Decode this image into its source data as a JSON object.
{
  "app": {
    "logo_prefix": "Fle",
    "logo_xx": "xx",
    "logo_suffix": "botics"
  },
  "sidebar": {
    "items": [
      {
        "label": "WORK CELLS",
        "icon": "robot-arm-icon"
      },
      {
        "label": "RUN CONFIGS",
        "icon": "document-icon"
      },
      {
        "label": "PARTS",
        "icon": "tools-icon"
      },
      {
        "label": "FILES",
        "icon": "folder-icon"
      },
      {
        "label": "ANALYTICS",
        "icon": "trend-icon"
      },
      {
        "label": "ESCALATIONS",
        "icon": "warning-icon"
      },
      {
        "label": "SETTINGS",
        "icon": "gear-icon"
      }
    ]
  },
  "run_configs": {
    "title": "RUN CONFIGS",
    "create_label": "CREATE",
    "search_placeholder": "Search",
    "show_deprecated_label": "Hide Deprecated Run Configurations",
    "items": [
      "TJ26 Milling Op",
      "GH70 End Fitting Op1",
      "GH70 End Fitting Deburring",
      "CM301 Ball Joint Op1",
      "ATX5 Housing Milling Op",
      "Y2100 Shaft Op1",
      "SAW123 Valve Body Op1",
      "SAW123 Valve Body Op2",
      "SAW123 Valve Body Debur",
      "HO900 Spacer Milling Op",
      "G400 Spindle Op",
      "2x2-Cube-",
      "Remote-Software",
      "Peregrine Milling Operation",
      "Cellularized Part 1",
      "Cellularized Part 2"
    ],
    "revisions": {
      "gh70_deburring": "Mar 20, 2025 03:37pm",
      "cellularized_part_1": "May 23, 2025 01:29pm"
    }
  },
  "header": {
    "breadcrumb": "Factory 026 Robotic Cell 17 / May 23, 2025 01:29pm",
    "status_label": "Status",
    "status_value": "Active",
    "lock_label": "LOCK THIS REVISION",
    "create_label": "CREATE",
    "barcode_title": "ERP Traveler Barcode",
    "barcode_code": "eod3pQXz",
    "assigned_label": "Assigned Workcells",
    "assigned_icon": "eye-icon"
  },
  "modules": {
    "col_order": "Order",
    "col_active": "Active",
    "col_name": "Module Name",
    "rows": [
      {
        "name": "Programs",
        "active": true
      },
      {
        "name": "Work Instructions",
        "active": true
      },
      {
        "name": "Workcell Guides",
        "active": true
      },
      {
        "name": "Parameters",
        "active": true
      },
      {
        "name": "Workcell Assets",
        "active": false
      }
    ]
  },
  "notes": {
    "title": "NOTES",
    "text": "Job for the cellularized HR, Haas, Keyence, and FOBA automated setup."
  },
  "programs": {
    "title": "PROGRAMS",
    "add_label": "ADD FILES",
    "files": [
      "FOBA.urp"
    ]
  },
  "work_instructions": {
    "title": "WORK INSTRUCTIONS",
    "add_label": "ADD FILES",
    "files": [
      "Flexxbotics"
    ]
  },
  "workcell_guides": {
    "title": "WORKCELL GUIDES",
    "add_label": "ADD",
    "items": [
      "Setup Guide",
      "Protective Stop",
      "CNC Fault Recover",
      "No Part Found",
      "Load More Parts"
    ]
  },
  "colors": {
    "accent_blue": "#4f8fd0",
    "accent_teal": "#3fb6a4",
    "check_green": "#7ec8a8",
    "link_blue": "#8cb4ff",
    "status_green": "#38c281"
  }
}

● ● ● ● ● ● ●

## ASSIGNMENT
Give again each line of the listing above, keeping every word the same.

## RESULT
Decode this image into its source data as a JSON object.
{
  "app": {
    "logo_prefix": "Fle",
    "logo_xx": "xx",
    "logo_suffix": "botics"
  },
  "sidebar": {
    "items": [
      {
        "label": "WORK CELLS",
        "icon": "robot-arm-icon"
      },
      {
        "label": "RUN CONFIGS",
        "icon": "document-icon"
      },
      {
        "label": "PARTS",
        "icon": "tools-icon"
      },
      {
        "label": "FILES",
        "icon": "folder-icon"
      },
      {
        "label": "ANALYTICS",
        "icon": "trend-icon"
      },
      {
        "label": "ESCALATIONS",
        "icon": "warning-icon"
      },
      {
        "label": "SETTINGS",
        "icon": "gear-icon"
      }
    ]
  },
  "run_configs": {
    "title": "RUN CONFIGS",
    "create_label": "CREATE",
    "search_placeholder": "Search",
    "show_deprecated_label": "Hide Deprecated Run Configurations",
    "items": [
      "TJ26 Milling Op",
      "GH70 End Fitting Op1",
      "GH70 End Fitting Deburring",
      "CM301 Ball Joint Op1",
      "ATX5 Housing Milling Op",
      "Y2100 Shaft Op1",
      "SAW123 Valve Body Op1",
      "SAW123 Valve Body Op2",
      "SAW123 Valve Body Debur",
      "HO900 Spacer Milling Op",
      "G400 Spindle Op",
      "2x2-Cube-",
      "Remote-Software",
      "Peregrine Milling Operation",
      "Cellularized Part 1",
      "Cellularized Part 2"
    ],
    "revisions": {
      "gh70_deburring": "Mar 20, 2025 03:37pm",
      "cellularized_part_1": "May 23, 2025 01:29pm"
    }
  },
  "header": {
    "breadcrumb": "Factory 026 Robotic Cell 17 / May 23, 2025 01:29pm",
    "status_label": "Status",
    "status_value": "Active",
    "lock_label": "LOCK THIS REVISION",
    "create_label": "CREATE",
    "barcode_title": "ERP Traveler Barcode",
    "barcode_code": "eod3pQXz",
    "assigned_label": "Assigned Workcells",
    "assigned_icon": "eye-icon"
  },
  "modules": {
    "col_order": "Order",
    "col_active": "Active",
    "col_name": "Module Name",
    "rows": [
      {
        "name": "Programs",
        "active": true
      },
      {
        "name": "Work Instructions",
        "active": true
      },
      {
        "name": "Workcell Guides",
        "active": true
      },
      {
        "name": "Parameters",
        "active": true
      },
      {
        "name": "Workcell Assets",
        "active": false
      }
    ]
  },
  "notes": {
    "title": "NOTES",
    "text": "Job for the cellularized HR, Haas, Keyence, and FOBA automated setup."
  },
  "programs": {
    "title": "PROGRAMS",
    "add_label": "ADD FILES",
    "files": [
      "FOBA.urp"
    ]
  },
  "work_instructions": {
    "title": "WORK INSTRUCTIONS",
    "add_label": "ADD FILES",
    "files": [
      "Flexxbotics"
    ]
  },
  "workcell_guides": {
    "title": "WORKCELL GUIDES",
    "add_label": "ADD",
    "items": [
      "Setup Guide",
      "Protective Stop",
      "CNC Fault Recover",
      "No Part Found",
      "Load More Parts"
    ]
  },
  "colors": {
    "accent_blue": "#4f8fd0",
    "accent_teal": "#3fb6a4",
    "check_green": "#7ec8a8",
    "link_blue": "#8cb4ff",
    "status_green": "#38c281"
  }
}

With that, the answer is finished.